Required task: Go through the records and copy each line where the word "вышла" occurs.

[Dataset records]

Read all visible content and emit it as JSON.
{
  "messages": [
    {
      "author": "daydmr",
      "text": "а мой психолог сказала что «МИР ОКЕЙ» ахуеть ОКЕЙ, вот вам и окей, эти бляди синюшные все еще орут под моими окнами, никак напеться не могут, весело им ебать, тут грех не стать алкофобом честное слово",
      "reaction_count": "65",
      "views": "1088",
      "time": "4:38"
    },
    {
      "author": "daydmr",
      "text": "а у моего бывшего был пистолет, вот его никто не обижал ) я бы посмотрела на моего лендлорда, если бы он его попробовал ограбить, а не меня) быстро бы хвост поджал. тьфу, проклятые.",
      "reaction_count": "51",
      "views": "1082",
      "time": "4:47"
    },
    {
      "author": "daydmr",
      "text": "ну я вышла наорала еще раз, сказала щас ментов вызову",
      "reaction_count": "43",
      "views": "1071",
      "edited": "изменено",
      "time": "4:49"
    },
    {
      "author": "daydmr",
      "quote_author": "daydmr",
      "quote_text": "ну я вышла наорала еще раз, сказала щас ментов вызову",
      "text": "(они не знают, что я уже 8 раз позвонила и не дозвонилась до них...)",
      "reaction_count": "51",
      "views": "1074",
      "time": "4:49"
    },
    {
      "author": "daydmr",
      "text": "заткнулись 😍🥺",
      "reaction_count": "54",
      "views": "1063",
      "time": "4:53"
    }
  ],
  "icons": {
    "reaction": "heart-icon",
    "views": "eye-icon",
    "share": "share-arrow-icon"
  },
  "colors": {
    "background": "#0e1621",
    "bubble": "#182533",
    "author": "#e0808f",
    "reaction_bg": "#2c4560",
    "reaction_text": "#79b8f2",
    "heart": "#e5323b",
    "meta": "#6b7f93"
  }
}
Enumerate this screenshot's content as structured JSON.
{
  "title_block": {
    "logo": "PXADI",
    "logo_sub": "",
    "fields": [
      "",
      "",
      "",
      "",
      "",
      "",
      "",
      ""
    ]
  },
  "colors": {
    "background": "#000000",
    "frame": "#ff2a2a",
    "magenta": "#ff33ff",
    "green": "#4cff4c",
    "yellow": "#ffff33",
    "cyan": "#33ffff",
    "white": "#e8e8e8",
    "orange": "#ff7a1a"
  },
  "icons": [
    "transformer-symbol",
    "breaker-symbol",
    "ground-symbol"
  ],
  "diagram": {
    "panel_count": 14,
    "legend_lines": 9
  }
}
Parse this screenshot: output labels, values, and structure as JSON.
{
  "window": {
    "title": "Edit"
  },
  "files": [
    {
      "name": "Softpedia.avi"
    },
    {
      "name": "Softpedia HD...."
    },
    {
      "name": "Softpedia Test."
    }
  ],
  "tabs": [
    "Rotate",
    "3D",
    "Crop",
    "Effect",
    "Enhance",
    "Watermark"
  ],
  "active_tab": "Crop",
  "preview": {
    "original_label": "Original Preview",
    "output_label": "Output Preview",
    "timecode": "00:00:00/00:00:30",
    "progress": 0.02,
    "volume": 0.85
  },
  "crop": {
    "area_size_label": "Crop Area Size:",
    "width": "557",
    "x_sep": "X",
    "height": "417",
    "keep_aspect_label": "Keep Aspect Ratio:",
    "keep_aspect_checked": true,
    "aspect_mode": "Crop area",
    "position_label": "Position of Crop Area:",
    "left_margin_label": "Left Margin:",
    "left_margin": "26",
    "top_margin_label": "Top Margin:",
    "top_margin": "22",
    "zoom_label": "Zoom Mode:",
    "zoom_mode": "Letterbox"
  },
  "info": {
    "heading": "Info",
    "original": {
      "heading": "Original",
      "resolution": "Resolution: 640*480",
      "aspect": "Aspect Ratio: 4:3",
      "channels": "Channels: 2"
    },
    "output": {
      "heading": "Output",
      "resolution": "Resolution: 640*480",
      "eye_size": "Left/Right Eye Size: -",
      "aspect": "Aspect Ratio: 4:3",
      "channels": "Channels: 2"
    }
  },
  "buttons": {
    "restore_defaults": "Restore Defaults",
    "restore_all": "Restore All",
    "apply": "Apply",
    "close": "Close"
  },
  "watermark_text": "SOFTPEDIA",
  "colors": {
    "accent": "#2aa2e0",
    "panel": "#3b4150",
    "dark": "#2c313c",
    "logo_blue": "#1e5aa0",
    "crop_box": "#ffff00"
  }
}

Result of this exercise:
      "text": "ну я вышла наорала еще раз, сказала щас ментов вызову",
      "quote_text": "ну я вышла наорала еще раз, сказала щас ментов вызову",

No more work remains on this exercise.